[START]
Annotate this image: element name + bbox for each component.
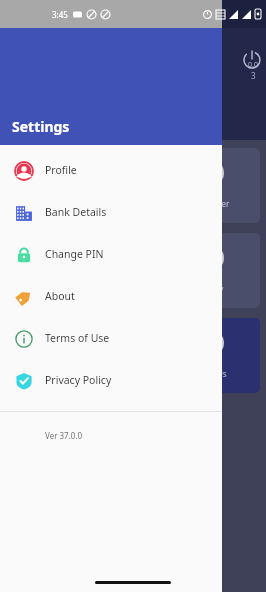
button[interactable]: Terms of Use (0, 317, 222, 359)
staticText: Pay (210, 283, 224, 294)
staticText: nsfer (210, 198, 230, 209)
staticText: Change PIN (45, 247, 104, 261)
staticText: Ver 37.0.0 (45, 430, 83, 441)
staticText: 0.0 (248, 60, 258, 70)
button[interactable]: Bank Details (0, 191, 222, 233)
button[interactable]: Change PIN (0, 233, 222, 275)
staticText: Bank Details (45, 205, 107, 219)
staticText: Terms of Use (45, 331, 110, 345)
staticText: 3 (251, 70, 256, 81)
button[interactable]: About (0, 275, 222, 317)
staticText: Privacy Policy (45, 373, 112, 387)
button[interactable]: Privacy Policy (0, 359, 222, 401)
staticText: Settings (12, 117, 70, 136)
staticText: Profile (45, 163, 77, 177)
button[interactable]: Profile (0, 149, 222, 191)
staticText: h Us (210, 368, 227, 379)
staticText: 3:45 (52, 9, 68, 20)
staticText: About (45, 289, 75, 303)
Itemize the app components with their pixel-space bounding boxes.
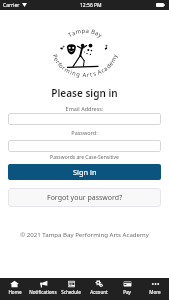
button[interactable]: Notifications [29,278,57,300]
button[interactable] [8,113,161,125]
button[interactable]: Forgot your password? [8,188,161,207]
button[interactable] [8,140,161,152]
staticText: © 2021 Tampa Bay Performing Arts Academy [0,230,169,238]
staticText: Email Address: [0,105,169,112]
staticText: Forgot your password? [47,193,123,203]
button[interactable]: Account [85,278,113,300]
staticText: Sign in [73,167,97,177]
button[interactable]: Schedule [57,278,85,300]
button[interactable]: More [141,278,169,300]
staticText: Passwords are Case-Sensitive [0,154,169,161]
staticText: Password: [0,129,169,136]
staticText: 12:56 PM [80,2,102,9]
button[interactable]: Pay [113,278,141,300]
staticText: More [149,289,161,295]
button[interactable]: Home [0,278,29,300]
staticText: Pay [123,289,131,295]
staticText: Schedule [61,289,81,295]
staticText: Account [90,289,108,295]
staticText: Home [8,289,22,295]
staticText: Carrier [3,2,20,9]
staticText: Please sign in [0,86,169,100]
button[interactable]: Sign in [8,164,161,180]
staticText: Notifications [29,289,57,295]
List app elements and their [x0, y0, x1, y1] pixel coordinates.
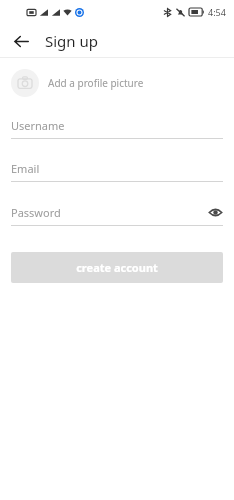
button[interactable]: Username	[11, 118, 223, 139]
staticText: 4:54	[208, 6, 226, 18]
button[interactable]: Back	[6, 26, 36, 56]
staticText: Sign up	[45, 31, 98, 51]
staticText: Password	[11, 205, 207, 220]
staticText: Email	[11, 161, 223, 176]
button[interactable]: Show password	[207, 204, 223, 220]
button[interactable]: Email	[11, 161, 223, 182]
staticText: create account	[76, 260, 158, 275]
button[interactable]: create account	[11, 252, 223, 283]
staticText: Add a profile picture	[48, 76, 144, 90]
button[interactable]: Password	[11, 204, 223, 226]
staticText: Username	[11, 118, 223, 133]
button[interactable]: Add a profile picture	[11, 69, 223, 97]
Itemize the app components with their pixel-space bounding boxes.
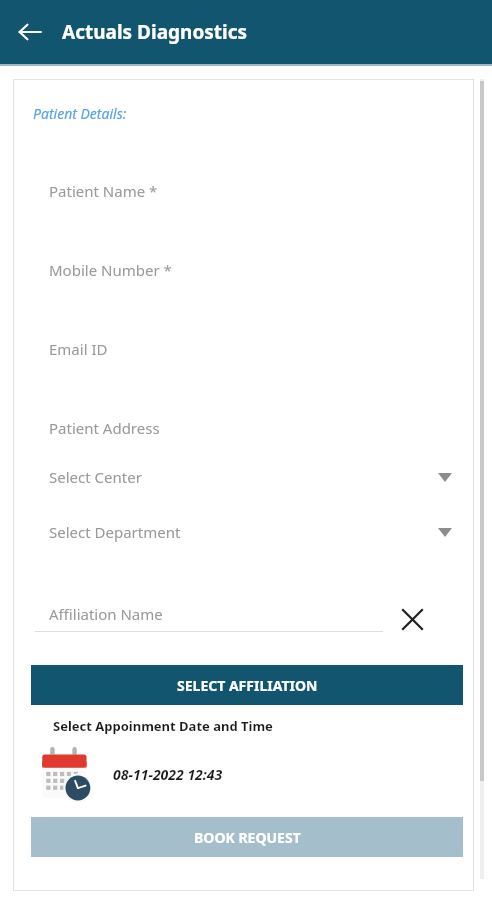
button[interactable]: SELECT AFFILIATION	[31, 665, 463, 705]
button[interactable]: Mobile Number *	[13, 259, 474, 281]
button[interactable]: Select Center	[13, 465, 474, 489]
staticText: Select Appoinment Date and Time	[53, 717, 273, 735]
staticText: Patient Name *	[49, 181, 158, 201]
staticText: Actuals Diagnostics	[62, 19, 248, 45]
button[interactable]: Patient Address	[13, 417, 474, 439]
button[interactable]: Clear affiliation	[391, 602, 433, 636]
button[interactable]: Pick date and time	[37, 745, 95, 803]
staticText: Mobile Number *	[49, 260, 172, 280]
button[interactable]: Email ID	[13, 338, 474, 360]
staticText: Affiliation Name	[49, 604, 163, 624]
staticText: Patient Address	[49, 418, 160, 438]
button[interactable]: Patient Name *	[13, 180, 474, 202]
staticText: Select Center	[49, 467, 142, 487]
staticText: 08-11-2022 12:43	[113, 765, 223, 784]
button[interactable]: Affiliation Name	[35, 602, 383, 632]
button[interactable]: Back	[6, 8, 54, 56]
staticText: Patient Details:	[33, 104, 127, 123]
button[interactable]: BOOK REQUEST	[31, 817, 463, 857]
staticText: Email ID	[49, 339, 108, 359]
button[interactable]: Select Department	[13, 520, 474, 544]
staticText: Select Department	[49, 522, 181, 542]
staticText: BOOK REQUEST	[194, 828, 301, 847]
staticText: SELECT AFFILIATION	[177, 676, 318, 695]
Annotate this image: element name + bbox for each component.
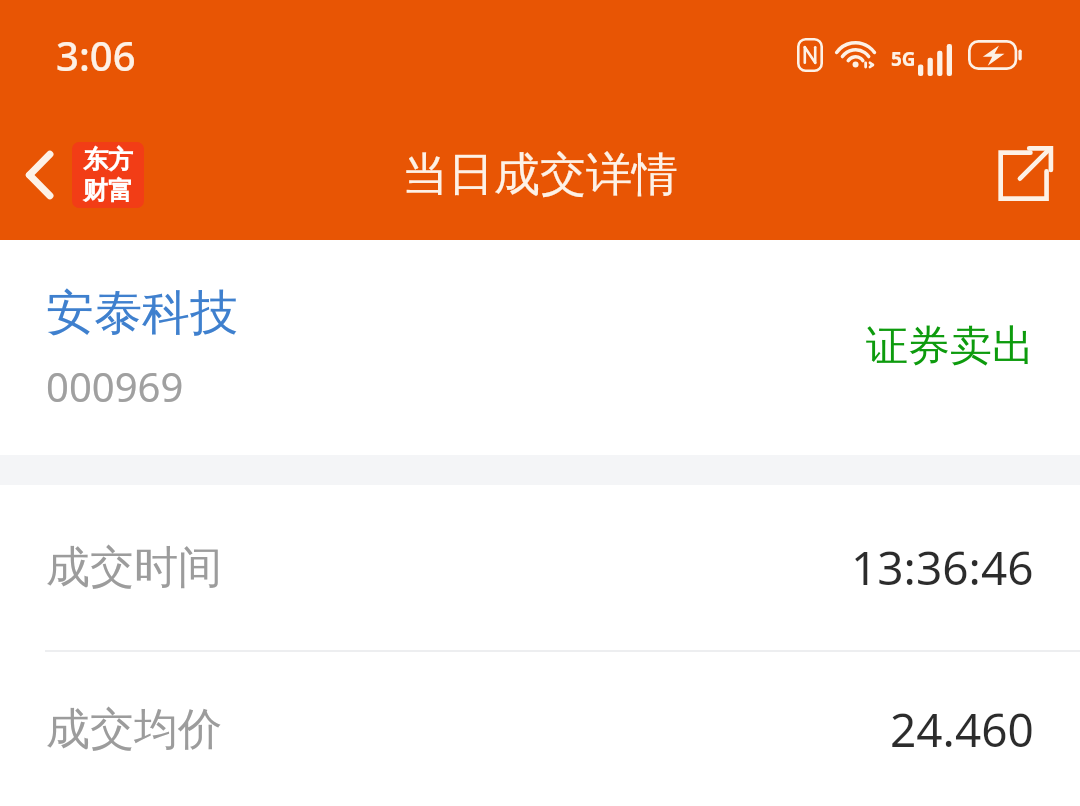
staticText: 成交均价 [46,702,222,757]
staticText: 证券卖出 [866,320,1034,373]
staticText: 5G [891,46,916,72]
button[interactable]: 安泰科技 [0,240,1080,455]
staticText: 13:36:46 [851,536,1034,599]
staticText: 财富 [83,175,133,206]
staticText: 东方 [83,144,133,175]
staticText: 安泰科技 [46,283,238,343]
button[interactable]: 成交时间 [0,485,1080,650]
button[interactable]: 成交均价 [0,652,1080,806]
staticText: 3:06 [56,28,136,82]
staticText: 24.460 [890,698,1034,761]
staticText: 当日成交详情 [402,146,678,204]
button[interactable]: Share [966,126,1080,224]
staticText: 成交时间 [46,540,222,595]
button[interactable]: Back [0,132,158,218]
staticText: 000969 [46,359,184,413]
[END]
**Problem to work on:** Output as a JSON list of strings, one string per line, everything from the line containing "button[interactable]: Notifications [29,278,57,300]" down to the line containing "staticText: Pay [123,289,131,295]" in the records above, leaving out blank lines.

**Task answer:**
[
  "button[interactable]: Notifications [29,278,57,300]",
  "button[interactable] [8,113,161,125]",
  "button[interactable]: Forgot your password? [8,188,161,207]",
  "button[interactable] [8,140,161,152]",
  "staticText: © 2021 Tampa Bay Performing Arts Academy [0,230,169,238]",
  "staticText: Email Address: [0,105,169,112]",
  "staticText: Forgot your password? [47,193,123,203]",
  "button[interactable]: Account [85,278,113,300]",
  "staticText: Sign in [73,167,97,177]",
  "button[interactable]: Schedule [57,278,85,300]",
  "button[interactable]: More [141,278,169,300]",
  "staticText: Passwords are Case-Sensitive [0,154,169,161]",
  "staticText: Password: [0,129,169,136]",
  "staticText: 12:56 PM [80,2,102,9]",
  "button[interactable]: Pay [113,278,141,300]",
  "staticText: More [149,289,161,295]",
  "button[interactable]: Home [0,278,29,300]",
  "staticText: Pay [123,289,131,295]"
]